§ Written problem: Search the data for the word "true" and copy every line that contains it.

***** Records shown

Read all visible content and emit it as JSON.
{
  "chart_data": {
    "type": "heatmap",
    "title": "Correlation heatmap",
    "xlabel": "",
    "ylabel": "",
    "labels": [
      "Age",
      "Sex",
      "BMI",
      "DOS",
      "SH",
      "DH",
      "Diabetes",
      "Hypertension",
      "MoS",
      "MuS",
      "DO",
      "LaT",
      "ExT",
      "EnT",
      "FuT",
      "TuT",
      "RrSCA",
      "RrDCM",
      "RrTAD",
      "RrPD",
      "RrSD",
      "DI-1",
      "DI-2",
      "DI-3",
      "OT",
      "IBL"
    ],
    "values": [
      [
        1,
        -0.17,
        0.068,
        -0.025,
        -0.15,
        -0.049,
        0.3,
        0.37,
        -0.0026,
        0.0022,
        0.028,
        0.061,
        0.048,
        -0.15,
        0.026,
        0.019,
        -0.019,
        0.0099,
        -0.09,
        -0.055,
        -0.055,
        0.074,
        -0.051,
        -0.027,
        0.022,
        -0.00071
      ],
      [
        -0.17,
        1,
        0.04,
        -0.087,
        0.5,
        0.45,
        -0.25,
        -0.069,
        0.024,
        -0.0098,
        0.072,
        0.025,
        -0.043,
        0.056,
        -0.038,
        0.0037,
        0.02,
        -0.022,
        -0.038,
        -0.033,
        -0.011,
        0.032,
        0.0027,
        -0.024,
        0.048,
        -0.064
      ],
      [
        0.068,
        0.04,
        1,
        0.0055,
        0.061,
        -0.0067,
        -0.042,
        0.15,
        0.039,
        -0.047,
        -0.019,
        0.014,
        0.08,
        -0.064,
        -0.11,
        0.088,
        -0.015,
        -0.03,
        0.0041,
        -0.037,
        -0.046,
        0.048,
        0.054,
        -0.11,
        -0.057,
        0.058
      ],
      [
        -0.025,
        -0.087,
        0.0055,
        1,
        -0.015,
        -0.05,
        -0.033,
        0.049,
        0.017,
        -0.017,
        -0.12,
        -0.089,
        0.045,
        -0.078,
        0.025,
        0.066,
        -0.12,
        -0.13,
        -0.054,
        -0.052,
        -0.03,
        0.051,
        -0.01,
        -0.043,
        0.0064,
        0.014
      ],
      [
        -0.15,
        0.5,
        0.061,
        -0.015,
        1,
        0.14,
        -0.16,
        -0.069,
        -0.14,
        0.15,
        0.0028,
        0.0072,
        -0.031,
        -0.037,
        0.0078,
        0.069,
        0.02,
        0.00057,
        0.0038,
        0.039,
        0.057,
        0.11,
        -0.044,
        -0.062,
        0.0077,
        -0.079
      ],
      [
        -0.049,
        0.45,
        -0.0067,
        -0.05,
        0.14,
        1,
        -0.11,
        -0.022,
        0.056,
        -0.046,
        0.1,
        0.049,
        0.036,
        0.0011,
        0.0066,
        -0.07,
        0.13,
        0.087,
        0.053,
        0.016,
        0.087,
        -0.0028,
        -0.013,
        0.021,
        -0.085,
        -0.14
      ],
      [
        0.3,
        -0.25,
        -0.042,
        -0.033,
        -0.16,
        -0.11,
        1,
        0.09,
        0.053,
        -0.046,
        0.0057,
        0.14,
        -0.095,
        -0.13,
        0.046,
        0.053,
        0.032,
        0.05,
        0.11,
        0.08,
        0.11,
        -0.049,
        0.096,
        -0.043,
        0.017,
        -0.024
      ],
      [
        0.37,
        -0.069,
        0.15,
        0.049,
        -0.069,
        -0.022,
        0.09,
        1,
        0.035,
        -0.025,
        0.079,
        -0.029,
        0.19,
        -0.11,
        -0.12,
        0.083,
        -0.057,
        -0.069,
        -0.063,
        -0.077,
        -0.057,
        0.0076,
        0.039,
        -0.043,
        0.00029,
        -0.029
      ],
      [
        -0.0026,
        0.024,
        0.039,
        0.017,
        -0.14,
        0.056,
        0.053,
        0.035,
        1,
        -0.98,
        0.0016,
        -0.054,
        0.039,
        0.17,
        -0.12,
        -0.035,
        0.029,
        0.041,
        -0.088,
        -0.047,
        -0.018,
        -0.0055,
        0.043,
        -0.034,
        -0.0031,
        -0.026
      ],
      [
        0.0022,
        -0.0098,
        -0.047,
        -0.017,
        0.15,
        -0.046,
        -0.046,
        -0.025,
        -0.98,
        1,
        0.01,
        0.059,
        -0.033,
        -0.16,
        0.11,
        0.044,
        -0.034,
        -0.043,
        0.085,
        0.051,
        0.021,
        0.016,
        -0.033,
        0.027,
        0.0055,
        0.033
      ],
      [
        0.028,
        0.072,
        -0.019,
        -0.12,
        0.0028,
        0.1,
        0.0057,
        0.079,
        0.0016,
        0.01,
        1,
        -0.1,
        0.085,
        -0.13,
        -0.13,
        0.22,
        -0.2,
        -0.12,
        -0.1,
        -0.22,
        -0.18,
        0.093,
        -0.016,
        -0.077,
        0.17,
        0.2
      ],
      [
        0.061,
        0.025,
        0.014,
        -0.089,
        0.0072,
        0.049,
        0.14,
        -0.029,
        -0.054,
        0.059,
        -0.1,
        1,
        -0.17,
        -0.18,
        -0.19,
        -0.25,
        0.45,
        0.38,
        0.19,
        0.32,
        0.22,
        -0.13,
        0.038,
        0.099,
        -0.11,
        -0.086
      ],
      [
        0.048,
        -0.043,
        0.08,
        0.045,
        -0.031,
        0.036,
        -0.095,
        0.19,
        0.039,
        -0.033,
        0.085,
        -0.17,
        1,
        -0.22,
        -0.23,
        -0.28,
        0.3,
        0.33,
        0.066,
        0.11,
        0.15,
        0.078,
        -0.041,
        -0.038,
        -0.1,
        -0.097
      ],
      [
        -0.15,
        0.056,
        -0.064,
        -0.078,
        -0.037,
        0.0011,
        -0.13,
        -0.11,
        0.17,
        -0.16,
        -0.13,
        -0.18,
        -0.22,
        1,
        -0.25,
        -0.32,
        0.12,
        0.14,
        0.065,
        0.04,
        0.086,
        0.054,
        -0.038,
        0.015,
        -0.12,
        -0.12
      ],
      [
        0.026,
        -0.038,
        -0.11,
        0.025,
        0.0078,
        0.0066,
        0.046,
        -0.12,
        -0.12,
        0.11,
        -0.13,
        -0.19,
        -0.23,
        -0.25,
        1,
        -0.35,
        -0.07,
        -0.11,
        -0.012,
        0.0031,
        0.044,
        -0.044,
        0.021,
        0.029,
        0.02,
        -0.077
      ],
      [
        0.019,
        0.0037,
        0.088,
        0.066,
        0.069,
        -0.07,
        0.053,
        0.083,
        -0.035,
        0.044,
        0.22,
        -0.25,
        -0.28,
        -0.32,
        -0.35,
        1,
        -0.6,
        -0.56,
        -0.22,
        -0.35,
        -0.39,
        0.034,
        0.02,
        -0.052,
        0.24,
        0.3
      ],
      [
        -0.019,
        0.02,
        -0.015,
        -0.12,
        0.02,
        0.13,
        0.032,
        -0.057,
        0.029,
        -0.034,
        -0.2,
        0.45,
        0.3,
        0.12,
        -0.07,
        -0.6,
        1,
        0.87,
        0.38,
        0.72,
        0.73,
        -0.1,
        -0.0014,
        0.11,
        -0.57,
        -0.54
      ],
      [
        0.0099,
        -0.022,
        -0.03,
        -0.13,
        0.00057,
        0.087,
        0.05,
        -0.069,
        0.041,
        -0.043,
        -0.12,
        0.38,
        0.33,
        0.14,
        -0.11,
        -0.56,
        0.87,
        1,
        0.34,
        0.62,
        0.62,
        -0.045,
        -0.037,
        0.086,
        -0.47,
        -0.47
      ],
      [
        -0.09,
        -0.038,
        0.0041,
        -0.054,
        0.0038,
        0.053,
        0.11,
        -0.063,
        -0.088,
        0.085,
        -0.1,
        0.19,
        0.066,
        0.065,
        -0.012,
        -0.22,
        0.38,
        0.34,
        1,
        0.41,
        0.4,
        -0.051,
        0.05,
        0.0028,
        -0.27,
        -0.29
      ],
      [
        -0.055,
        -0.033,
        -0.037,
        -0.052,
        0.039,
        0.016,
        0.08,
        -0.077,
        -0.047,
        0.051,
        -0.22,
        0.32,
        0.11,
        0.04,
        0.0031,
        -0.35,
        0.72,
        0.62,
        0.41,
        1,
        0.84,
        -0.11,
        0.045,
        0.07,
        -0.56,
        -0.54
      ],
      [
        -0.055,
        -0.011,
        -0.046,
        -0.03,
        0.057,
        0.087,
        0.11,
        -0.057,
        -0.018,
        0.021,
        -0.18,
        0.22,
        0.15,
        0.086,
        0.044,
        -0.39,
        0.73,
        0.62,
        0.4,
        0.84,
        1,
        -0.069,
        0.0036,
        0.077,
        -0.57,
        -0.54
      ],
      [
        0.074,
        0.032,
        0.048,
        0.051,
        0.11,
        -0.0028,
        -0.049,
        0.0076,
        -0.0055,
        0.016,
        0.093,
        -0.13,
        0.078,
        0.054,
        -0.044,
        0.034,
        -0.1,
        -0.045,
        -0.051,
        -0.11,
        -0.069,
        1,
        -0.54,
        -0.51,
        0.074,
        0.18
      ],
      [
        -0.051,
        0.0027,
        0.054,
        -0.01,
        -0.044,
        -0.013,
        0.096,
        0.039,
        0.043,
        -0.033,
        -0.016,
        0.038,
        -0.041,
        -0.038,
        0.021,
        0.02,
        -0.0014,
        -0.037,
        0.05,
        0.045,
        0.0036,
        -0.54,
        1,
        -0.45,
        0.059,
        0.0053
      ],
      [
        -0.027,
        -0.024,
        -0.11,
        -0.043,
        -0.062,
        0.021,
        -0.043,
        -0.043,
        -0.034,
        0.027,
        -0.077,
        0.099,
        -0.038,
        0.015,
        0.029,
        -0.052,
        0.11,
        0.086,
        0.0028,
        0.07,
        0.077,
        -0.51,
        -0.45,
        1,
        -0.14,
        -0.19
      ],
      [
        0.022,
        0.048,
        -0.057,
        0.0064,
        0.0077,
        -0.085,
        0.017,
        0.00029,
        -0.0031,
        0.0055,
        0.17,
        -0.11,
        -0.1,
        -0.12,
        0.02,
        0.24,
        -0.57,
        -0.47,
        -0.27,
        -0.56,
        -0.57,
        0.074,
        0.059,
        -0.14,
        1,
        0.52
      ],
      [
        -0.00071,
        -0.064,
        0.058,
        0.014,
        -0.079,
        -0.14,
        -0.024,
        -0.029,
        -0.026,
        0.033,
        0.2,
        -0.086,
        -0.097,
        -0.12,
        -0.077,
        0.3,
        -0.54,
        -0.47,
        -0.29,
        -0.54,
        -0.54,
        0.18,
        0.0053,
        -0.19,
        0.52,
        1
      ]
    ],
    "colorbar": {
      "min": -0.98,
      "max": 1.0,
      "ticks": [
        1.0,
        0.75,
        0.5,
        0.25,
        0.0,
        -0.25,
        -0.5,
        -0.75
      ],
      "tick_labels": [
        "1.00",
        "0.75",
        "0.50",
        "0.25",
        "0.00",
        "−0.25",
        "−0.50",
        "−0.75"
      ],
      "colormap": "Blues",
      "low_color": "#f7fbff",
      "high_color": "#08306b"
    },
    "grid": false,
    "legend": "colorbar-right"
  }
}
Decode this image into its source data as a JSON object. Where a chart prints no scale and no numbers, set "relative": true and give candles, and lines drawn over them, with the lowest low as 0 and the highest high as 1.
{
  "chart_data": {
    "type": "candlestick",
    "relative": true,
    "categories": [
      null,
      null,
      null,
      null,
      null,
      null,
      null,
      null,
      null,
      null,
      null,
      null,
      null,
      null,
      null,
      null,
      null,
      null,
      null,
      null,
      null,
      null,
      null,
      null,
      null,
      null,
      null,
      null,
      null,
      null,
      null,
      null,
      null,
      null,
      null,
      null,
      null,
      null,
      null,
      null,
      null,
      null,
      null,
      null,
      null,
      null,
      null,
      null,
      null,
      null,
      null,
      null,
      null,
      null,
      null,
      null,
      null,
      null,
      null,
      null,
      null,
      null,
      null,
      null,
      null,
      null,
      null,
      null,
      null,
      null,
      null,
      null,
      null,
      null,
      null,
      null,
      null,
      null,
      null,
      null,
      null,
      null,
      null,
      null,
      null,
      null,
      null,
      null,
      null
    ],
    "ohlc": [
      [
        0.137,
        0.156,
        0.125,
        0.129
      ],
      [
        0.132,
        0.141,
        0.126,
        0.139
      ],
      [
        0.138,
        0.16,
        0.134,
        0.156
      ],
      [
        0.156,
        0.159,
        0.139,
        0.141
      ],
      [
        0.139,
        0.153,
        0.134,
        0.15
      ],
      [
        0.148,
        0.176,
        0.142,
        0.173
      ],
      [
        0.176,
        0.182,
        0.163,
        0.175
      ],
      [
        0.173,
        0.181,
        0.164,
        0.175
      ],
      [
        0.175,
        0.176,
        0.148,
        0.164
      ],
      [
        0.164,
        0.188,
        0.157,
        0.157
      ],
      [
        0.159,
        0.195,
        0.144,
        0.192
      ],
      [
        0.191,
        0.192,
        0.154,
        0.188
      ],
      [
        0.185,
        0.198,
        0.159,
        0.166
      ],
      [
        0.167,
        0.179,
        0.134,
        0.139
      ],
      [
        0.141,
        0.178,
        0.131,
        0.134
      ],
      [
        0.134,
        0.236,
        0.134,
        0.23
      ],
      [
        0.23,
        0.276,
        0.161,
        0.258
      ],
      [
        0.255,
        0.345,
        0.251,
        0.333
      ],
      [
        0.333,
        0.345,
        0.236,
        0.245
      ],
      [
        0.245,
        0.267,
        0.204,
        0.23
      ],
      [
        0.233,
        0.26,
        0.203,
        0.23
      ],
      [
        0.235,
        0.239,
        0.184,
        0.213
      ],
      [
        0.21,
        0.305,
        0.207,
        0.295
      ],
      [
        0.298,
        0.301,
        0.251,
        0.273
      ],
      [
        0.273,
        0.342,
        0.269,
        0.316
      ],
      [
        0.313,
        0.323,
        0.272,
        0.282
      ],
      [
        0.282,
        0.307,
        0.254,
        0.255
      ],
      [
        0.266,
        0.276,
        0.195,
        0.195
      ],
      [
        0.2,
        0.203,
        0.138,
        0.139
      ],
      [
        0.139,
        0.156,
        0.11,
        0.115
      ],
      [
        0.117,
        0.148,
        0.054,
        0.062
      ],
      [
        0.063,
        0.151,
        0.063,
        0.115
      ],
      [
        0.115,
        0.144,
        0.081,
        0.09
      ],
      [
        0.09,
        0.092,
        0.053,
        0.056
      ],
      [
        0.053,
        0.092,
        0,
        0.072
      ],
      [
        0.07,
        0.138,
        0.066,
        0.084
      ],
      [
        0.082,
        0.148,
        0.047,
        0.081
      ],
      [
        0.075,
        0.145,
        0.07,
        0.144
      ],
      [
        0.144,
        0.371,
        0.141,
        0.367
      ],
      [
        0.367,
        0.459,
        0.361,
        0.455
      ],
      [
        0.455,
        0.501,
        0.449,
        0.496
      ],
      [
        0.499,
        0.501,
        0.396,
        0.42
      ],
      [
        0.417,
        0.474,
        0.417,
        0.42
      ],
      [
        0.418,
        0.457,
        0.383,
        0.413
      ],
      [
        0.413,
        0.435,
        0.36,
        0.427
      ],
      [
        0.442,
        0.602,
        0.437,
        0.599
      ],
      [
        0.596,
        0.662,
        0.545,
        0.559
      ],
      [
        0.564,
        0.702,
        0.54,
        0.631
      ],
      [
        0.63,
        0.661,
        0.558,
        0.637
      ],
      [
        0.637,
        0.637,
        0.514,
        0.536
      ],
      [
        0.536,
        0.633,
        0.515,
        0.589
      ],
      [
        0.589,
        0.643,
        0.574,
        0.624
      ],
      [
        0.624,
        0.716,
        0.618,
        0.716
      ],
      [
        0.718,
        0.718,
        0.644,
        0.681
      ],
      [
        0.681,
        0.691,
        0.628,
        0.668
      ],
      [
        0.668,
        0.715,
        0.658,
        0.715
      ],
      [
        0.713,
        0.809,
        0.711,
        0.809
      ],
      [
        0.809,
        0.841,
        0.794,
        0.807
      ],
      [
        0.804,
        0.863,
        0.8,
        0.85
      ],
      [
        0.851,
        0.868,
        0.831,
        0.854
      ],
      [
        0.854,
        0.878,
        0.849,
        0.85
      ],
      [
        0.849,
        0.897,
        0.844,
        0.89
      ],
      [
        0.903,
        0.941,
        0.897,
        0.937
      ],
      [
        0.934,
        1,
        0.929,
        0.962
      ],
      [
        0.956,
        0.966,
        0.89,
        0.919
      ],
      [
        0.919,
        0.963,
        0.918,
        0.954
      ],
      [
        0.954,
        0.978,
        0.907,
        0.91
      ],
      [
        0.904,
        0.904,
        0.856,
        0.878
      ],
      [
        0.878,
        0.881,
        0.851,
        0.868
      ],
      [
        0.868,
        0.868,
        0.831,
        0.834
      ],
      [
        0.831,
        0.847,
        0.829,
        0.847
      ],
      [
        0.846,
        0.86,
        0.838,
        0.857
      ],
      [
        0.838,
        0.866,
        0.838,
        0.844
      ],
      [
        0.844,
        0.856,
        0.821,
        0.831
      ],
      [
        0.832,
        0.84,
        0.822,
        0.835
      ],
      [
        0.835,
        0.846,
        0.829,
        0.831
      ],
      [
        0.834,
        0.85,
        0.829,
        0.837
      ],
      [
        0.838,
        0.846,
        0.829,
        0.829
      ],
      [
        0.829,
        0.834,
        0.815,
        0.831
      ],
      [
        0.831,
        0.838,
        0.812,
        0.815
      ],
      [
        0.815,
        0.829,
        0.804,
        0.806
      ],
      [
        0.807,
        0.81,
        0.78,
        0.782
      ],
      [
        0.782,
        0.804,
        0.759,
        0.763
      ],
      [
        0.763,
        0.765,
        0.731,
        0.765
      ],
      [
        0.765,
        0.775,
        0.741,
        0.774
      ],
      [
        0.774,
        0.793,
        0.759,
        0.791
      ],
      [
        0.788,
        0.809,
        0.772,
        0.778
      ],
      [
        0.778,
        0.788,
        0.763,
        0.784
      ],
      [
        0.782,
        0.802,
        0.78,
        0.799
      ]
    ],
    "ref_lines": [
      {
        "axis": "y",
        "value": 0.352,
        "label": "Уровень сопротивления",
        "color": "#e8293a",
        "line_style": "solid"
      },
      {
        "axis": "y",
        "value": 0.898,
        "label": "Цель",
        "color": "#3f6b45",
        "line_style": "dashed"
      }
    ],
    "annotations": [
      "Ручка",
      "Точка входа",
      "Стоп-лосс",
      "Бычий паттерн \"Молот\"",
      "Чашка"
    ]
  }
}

**********

§ Output:
Decode this image into its source data as a JSON object. Where a chart prints no scale and no numbers, set "relative": true and give candles, and lines drawn over them, with the lowest low as 0 and the highest high as 1.
    "relative": true,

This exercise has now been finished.